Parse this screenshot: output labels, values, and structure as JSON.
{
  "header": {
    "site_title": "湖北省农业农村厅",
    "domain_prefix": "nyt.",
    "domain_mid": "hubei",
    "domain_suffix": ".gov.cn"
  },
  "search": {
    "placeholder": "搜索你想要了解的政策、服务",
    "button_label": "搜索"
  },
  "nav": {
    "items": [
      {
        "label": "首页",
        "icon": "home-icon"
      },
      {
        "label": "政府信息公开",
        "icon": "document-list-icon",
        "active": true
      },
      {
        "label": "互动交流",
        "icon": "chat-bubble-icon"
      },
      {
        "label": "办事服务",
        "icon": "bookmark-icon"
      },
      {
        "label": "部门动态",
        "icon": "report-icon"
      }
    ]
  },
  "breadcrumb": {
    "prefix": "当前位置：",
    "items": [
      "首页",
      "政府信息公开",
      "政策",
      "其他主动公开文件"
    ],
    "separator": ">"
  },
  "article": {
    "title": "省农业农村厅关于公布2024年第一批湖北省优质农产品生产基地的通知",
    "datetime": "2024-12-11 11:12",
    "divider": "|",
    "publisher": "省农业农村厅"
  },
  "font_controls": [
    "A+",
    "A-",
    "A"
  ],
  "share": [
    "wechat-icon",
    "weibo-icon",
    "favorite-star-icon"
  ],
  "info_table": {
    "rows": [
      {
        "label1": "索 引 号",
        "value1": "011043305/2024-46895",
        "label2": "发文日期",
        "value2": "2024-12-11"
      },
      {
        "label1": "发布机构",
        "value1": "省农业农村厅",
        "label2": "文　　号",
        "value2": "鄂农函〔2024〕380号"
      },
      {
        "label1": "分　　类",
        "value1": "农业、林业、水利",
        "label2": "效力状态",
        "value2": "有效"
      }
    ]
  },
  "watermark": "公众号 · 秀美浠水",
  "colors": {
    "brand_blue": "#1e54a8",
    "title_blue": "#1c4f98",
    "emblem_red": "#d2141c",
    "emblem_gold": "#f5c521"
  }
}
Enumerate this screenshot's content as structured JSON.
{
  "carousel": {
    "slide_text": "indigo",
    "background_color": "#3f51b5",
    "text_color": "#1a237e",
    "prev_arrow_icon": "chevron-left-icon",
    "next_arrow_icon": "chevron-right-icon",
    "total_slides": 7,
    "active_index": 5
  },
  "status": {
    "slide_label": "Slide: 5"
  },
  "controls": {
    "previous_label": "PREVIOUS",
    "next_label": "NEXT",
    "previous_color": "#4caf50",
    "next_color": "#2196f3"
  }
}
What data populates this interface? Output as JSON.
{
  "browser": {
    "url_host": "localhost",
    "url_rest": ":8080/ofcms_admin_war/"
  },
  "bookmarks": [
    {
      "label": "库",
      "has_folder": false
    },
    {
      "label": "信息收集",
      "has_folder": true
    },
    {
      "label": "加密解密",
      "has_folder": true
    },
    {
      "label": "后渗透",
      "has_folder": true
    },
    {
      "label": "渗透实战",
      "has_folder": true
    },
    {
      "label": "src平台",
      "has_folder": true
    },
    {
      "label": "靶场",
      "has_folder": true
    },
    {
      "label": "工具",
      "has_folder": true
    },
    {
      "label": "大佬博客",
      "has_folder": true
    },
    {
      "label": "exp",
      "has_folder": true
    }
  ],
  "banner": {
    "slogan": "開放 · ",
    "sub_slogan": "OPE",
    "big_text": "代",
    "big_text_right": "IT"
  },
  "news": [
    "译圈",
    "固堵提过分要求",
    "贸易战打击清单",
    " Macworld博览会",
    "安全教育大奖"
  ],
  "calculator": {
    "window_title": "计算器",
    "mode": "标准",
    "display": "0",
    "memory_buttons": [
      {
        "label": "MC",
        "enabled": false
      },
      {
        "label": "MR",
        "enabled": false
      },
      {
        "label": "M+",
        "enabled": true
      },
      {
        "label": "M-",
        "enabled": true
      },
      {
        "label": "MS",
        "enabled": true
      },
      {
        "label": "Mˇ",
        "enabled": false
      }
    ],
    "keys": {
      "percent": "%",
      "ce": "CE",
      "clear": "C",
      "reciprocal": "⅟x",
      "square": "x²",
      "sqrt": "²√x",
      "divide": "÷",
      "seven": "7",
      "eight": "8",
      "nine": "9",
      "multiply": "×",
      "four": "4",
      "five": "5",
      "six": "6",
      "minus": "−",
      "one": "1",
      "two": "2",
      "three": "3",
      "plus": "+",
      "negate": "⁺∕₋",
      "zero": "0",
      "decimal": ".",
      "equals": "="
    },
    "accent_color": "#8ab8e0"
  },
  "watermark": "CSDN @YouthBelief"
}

----------------------------------------

> _WORK TO BE COMPLETED_
Copy every record exactly, with nothing added or dropped.

> _ANSWER_
Parse this screenshot: output labels, values, and structure as JSON.
{
  "header": {
    "site_title": "湖北省农业农村厅",
    "domain_prefix": "nyt.",
    "domain_mid": "hubei",
    "domain_suffix": ".gov.cn"
  },
  "search": {
    "placeholder": "搜索你想要了解的政策、服务",
    "button_label": "搜索"
  },
  "nav": {
    "items": [
      {
        "label": "首页",
        "icon": "home-icon"
      },
      {
        "label": "政府信息公开",
        "icon": "document-list-icon",
        "active": true
      },
      {
        "label": "互动交流",
        "icon": "chat-bubble-icon"
      },
      {
        "label": "办事服务",
        "icon": "bookmark-icon"
      },
      {
        "label": "部门动态",
        "icon": "report-icon"
      }
    ]
  },
  "breadcrumb": {
    "prefix": "当前位置：",
    "items": [
      "首页",
      "政府信息公开",
      "政策",
      "其他主动公开文件"
    ],
    "separator": ">"
  },
  "article": {
    "title": "省农业农村厅关于公布2024年第一批湖北省优质农产品生产基地的通知",
    "datetime": "2024-12-11 11:12",
    "divider": "|",
    "publisher": "省农业农村厅"
  },
  "font_controls": [
    "A+",
    "A-",
    "A"
  ],
  "share": [
    "wechat-icon",
    "weibo-icon",
    "favorite-star-icon"
  ],
  "info_table": {
    "rows": [
      {
        "label1": "索 引 号",
        "value1": "011043305/2024-46895",
        "label2": "发文日期",
        "value2": "2024-12-11"
      },
      {
        "label1": "发布机构",
        "value1": "省农业农村厅",
        "label2": "文　　号",
        "value2": "鄂农函〔2024〕380号"
      },
      {
        "label1": "分　　类",
        "value1": "农业、林业、水利",
        "label2": "效力状态",
        "value2": "有效"
      }
    ]
  },
  "watermark": "公众号 · 秀美浠水",
  "colors": {
    "brand_blue": "#1e54a8",
    "title_blue": "#1c4f98",
    "emblem_red": "#d2141c",
    "emblem_gold": "#f5c521"
  }
}
Enumerate this screenshot's content as structured JSON.
{
  "carousel": {
    "slide_text": "indigo",
    "background_color": "#3f51b5",
    "text_color": "#1a237e",
    "prev_arrow_icon": "chevron-left-icon",
    "next_arrow_icon": "chevron-right-icon",
    "total_slides": 7,
    "active_index": 5
  },
  "status": {
    "slide_label": "Slide: 5"
  },
  "controls": {
    "previous_label": "PREVIOUS",
    "next_label": "NEXT",
    "previous_color": "#4caf50",
    "next_color": "#2196f3"
  }
}
What data populates this interface? Output as JSON.
{
  "browser": {
    "url_host": "localhost",
    "url_rest": ":8080/ofcms_admin_war/"
  },
  "bookmarks": [
    {
      "label": "库",
      "has_folder": false
    },
    {
      "label": "信息收集",
      "has_folder": true
    },
    {
      "label": "加密解密",
      "has_folder": true
    },
    {
      "label": "后渗透",
      "has_folder": true
    },
    {
      "label": "渗透实战",
      "has_folder": true
    },
    {
      "label": "src平台",
      "has_folder": true
    },
    {
      "label": "靶场",
      "has_folder": true
    },
    {
      "label": "工具",
      "has_folder": true
    },
    {
      "label": "大佬博客",
      "has_folder": true
    },
    {
      "label": "exp",
      "has_folder": true
    }
  ],
  "banner": {
    "slogan": "開放 · ",
    "sub_slogan": "OPE",
    "big_text": "代",
    "big_text_right": "IT"
  },
  "news": [
    "译圈",
    "固堵提过分要求",
    "贸易战打击清单",
    " Macworld博览会",
    "安全教育大奖"
  ],
  "calculator": {
    "window_title": "计算器",
    "mode": "标准",
    "display": "0",
    "memory_buttons": [
      {
        "label": "MC",
        "enabled": false
      },
      {
        "label": "MR",
        "enabled": false
      },
      {
        "label": "M+",
        "enabled": true
      },
      {
        "label": "M-",
        "enabled": true
      },
      {
        "label": "MS",
        "enabled": true
      },
      {
        "label": "Mˇ",
        "enabled": false
      }
    ],
    "keys": {
      "percent": "%",
      "ce": "CE",
      "clear": "C",
      "reciprocal": "⅟x",
      "square": "x²",
      "sqrt": "²√x",
      "divide": "÷",
      "seven": "7",
      "eight": "8",
      "nine": "9",
      "multiply": "×",
      "four": "4",
      "five": "5",
      "six": "6",
      "minus": "−",
      "one": "1",
      "two": "2",
      "three": "3",
      "plus": "+",
      "negate": "⁺∕₋",
      "zero": "0",
      "decimal": ".",
      "equals": "="
    },
    "accent_color": "#8ab8e0"
  },
  "watermark": "CSDN @YouthBelief"
}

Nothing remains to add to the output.